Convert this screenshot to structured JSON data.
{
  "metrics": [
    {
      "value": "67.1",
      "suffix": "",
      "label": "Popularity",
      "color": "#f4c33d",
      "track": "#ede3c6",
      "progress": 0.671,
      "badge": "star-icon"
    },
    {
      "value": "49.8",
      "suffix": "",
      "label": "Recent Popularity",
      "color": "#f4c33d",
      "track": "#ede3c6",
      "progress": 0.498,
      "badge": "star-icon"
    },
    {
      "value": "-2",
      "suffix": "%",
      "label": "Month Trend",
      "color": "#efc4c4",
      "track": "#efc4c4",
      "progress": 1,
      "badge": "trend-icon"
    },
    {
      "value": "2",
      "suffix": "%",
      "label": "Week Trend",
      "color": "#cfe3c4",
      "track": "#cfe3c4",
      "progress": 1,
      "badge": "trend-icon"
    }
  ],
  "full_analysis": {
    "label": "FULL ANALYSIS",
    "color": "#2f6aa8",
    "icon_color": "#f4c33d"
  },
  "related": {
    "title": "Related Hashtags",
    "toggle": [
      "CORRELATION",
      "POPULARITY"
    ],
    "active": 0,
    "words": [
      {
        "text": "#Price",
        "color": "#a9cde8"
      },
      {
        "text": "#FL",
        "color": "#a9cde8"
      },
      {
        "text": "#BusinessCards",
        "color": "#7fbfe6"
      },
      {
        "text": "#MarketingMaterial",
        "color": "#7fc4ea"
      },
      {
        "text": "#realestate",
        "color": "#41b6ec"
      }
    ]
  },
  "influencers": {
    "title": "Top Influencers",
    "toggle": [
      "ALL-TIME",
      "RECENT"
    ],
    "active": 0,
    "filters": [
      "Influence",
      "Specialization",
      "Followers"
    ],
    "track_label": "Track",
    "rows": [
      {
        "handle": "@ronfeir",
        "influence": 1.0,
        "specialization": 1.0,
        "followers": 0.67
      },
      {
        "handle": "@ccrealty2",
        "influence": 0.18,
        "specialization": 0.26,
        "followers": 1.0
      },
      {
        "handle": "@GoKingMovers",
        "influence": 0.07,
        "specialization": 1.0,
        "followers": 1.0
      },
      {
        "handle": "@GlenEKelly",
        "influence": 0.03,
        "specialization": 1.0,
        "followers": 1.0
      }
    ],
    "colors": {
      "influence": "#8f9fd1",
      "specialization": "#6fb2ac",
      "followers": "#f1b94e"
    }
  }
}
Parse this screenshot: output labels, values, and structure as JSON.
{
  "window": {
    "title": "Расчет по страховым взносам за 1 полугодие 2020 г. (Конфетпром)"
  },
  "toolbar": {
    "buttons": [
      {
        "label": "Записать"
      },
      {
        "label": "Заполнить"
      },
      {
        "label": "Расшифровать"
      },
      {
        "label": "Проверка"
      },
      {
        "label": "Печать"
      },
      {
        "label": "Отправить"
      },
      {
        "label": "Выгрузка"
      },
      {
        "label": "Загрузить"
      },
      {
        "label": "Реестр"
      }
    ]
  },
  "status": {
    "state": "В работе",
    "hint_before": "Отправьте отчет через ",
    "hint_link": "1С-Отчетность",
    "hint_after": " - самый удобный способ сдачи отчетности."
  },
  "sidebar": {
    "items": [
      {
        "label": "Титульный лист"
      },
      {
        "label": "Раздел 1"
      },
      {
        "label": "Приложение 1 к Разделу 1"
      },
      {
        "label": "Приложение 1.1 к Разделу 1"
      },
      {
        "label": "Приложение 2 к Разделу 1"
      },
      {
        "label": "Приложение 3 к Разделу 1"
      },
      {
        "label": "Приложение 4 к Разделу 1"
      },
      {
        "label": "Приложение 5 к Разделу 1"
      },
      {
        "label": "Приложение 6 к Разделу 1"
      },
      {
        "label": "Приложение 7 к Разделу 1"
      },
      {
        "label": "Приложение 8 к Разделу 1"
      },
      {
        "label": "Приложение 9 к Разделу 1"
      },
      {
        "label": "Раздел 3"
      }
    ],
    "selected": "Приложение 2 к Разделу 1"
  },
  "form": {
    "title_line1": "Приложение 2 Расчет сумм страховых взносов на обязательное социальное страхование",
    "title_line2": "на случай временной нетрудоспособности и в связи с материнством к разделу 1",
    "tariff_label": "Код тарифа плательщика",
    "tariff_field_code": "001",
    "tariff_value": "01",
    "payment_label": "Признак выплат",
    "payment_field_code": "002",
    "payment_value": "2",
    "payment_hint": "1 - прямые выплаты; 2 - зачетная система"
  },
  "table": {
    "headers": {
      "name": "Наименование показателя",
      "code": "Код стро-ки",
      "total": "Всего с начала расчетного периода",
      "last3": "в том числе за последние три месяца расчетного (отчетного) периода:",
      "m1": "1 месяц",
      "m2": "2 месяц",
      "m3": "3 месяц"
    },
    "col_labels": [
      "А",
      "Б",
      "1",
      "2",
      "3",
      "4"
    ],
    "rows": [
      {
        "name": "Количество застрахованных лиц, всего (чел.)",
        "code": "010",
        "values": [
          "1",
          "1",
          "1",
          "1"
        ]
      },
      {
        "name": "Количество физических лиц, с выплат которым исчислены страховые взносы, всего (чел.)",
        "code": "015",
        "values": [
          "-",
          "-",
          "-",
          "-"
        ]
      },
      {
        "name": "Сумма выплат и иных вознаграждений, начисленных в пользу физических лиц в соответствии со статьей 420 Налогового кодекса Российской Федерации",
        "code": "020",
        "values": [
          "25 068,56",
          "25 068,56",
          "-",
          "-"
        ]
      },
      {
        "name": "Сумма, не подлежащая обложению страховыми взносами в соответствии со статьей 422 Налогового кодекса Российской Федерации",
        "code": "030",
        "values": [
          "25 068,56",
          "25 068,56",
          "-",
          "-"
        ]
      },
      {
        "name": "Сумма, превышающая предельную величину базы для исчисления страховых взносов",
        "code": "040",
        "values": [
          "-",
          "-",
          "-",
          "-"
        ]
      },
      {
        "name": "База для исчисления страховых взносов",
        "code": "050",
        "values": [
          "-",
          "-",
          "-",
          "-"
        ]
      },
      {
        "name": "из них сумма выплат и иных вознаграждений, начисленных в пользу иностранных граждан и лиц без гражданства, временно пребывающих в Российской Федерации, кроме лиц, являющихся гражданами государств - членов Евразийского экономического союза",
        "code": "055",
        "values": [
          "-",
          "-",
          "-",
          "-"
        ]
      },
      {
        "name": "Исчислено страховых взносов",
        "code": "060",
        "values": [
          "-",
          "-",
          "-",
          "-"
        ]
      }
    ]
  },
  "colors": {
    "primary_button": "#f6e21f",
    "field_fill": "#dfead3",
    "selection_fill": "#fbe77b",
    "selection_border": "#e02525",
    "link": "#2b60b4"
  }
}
▬▬▬▬▬▬
Write the complete data out, exactly as above.

▸ **FINISHED EXERCISE**:
Convert this screenshot to structured JSON data.
{
  "metrics": [
    {
      "value": "67.1",
      "suffix": "",
      "label": "Popularity",
      "color": "#f4c33d",
      "track": "#ede3c6",
      "progress": 0.671,
      "badge": "star-icon"
    },
    {
      "value": "49.8",
      "suffix": "",
      "label": "Recent Popularity",
      "color": "#f4c33d",
      "track": "#ede3c6",
      "progress": 0.498,
      "badge": "star-icon"
    },
    {
      "value": "-2",
      "suffix": "%",
      "label": "Month Trend",
      "color": "#efc4c4",
      "track": "#efc4c4",
      "progress": 1,
      "badge": "trend-icon"
    },
    {
      "value": "2",
      "suffix": "%",
      "label": "Week Trend",
      "color": "#cfe3c4",
      "track": "#cfe3c4",
      "progress": 1,
      "badge": "trend-icon"
    }
  ],
  "full_analysis": {
    "label": "FULL ANALYSIS",
    "color": "#2f6aa8",
    "icon_color": "#f4c33d"
  },
  "related": {
    "title": "Related Hashtags",
    "toggle": [
      "CORRELATION",
      "POPULARITY"
    ],
    "active": 0,
    "words": [
      {
        "text": "#Price",
        "color": "#a9cde8"
      },
      {
        "text": "#FL",
        "color": "#a9cde8"
      },
      {
        "text": "#BusinessCards",
        "color": "#7fbfe6"
      },
      {
        "text": "#MarketingMaterial",
        "color": "#7fc4ea"
      },
      {
        "text": "#realestate",
        "color": "#41b6ec"
      }
    ]
  },
  "influencers": {
    "title": "Top Influencers",
    "toggle": [
      "ALL-TIME",
      "RECENT"
    ],
    "active": 0,
    "filters": [
      "Influence",
      "Specialization",
      "Followers"
    ],
    "track_label": "Track",
    "rows": [
      {
        "handle": "@ronfeir",
        "influence": 1.0,
        "specialization": 1.0,
        "followers": 0.67
      },
      {
        "handle": "@ccrealty2",
        "influence": 0.18,
        "specialization": 0.26,
        "followers": 1.0
      },
      {
        "handle": "@GoKingMovers",
        "influence": 0.07,
        "specialization": 1.0,
        "followers": 1.0
      },
      {
        "handle": "@GlenEKelly",
        "influence": 0.03,
        "specialization": 1.0,
        "followers": 1.0
      }
    ],
    "colors": {
      "influence": "#8f9fd1",
      "specialization": "#6fb2ac",
      "followers": "#f1b94e"
    }
  }
}
Parse this screenshot: output labels, values, and structure as JSON.
{
  "window": {
    "title": "Расчет по страховым взносам за 1 полугодие 2020 г. (Конфетпром)"
  },
  "toolbar": {
    "buttons": [
      {
        "label": "Записать"
      },
      {
        "label": "Заполнить"
      },
      {
        "label": "Расшифровать"
      },
      {
        "label": "Проверка"
      },
      {
        "label": "Печать"
      },
      {
        "label": "Отправить"
      },
      {
        "label": "Выгрузка"
      },
      {
        "label": "Загрузить"
      },
      {
        "label": "Реестр"
      }
    ]
  },
  "status": {
    "state": "В работе",
    "hint_before": "Отправьте отчет через ",
    "hint_link": "1С-Отчетность",
    "hint_after": " - самый удобный способ сдачи отчетности."
  },
  "sidebar": {
    "items": [
      {
        "label": "Титульный лист"
      },
      {
        "label": "Раздел 1"
      },
      {
        "label": "Приложение 1 к Разделу 1"
      },
      {
        "label": "Приложение 1.1 к Разделу 1"
      },
      {
        "label": "Приложение 2 к Разделу 1"
      },
      {
        "label": "Приложение 3 к Разделу 1"
      },
      {
        "label": "Приложение 4 к Разделу 1"
      },
      {
        "label": "Приложение 5 к Разделу 1"
      },
      {
        "label": "Приложение 6 к Разделу 1"
      },
      {
        "label": "Приложение 7 к Разделу 1"
      },
      {
        "label": "Приложение 8 к Разделу 1"
      },
      {
        "label": "Приложение 9 к Разделу 1"
      },
      {
        "label": "Раздел 3"
      }
    ],
    "selected": "Приложение 2 к Разделу 1"
  },
  "form": {
    "title_line1": "Приложение 2 Расчет сумм страховых взносов на обязательное социальное страхование",
    "title_line2": "на случай временной нетрудоспособности и в связи с материнством к разделу 1",
    "tariff_label": "Код тарифа плательщика",
    "tariff_field_code": "001",
    "tariff_value": "01",
    "payment_label": "Признак выплат",
    "payment_field_code": "002",
    "payment_value": "2",
    "payment_hint": "1 - прямые выплаты; 2 - зачетная система"
  },
  "table": {
    "headers": {
      "name": "Наименование показателя",
      "code": "Код стро-ки",
      "total": "Всего с начала расчетного периода",
      "last3": "в том числе за последние три месяца расчетного (отчетного) периода:",
      "m1": "1 месяц",
      "m2": "2 месяц",
      "m3": "3 месяц"
    },
    "col_labels": [
      "А",
      "Б",
      "1",
      "2",
      "3",
      "4"
    ],
    "rows": [
      {
        "name": "Количество застрахованных лиц, всего (чел.)",
        "code": "010",
        "values": [
          "1",
          "1",
          "1",
          "1"
        ]
      },
      {
        "name": "Количество физических лиц, с выплат которым исчислены страховые взносы, всего (чел.)",
        "code": "015",
        "values": [
          "-",
          "-",
          "-",
          "-"
        ]
      },
      {
        "name": "Сумма выплат и иных вознаграждений, начисленных в пользу физических лиц в соответствии со статьей 420 Налогового кодекса Российской Федерации",
        "code": "020",
        "values": [
          "25 068,56",
          "25 068,56",
          "-",
          "-"
        ]
      },
      {
        "name": "Сумма, не подлежащая обложению страховыми взносами в соответствии со статьей 422 Налогового кодекса Российской Федерации",
        "code": "030",
        "values": [
          "25 068,56",
          "25 068,56",
          "-",
          "-"
        ]
      },
      {
        "name": "Сумма, превышающая предельную величину базы для исчисления страховых взносов",
        "code": "040",
        "values": [
          "-",
          "-",
          "-",
          "-"
        ]
      },
      {
        "name": "База для исчисления страховых взносов",
        "code": "050",
        "values": [
          "-",
          "-",
          "-",
          "-"
        ]
      },
      {
        "name": "из них сумма выплат и иных вознаграждений, начисленных в пользу иностранных граждан и лиц без гражданства, временно пребывающих в Российской Федерации, кроме лиц, являющихся гражданами государств - членов Евразийского экономического союза",
        "code": "055",
        "values": [
          "-",
          "-",
          "-",
          "-"
        ]
      },
      {
        "name": "Исчислено страховых взносов",
        "code": "060",
        "values": [
          "-",
          "-",
          "-",
          "-"
        ]
      }
    ]
  },
  "colors": {
    "primary_button": "#f6e21f",
    "field_fill": "#dfead3",
    "selection_fill": "#fbe77b",
    "selection_border": "#e02525",
    "link": "#2b60b4"
  }
}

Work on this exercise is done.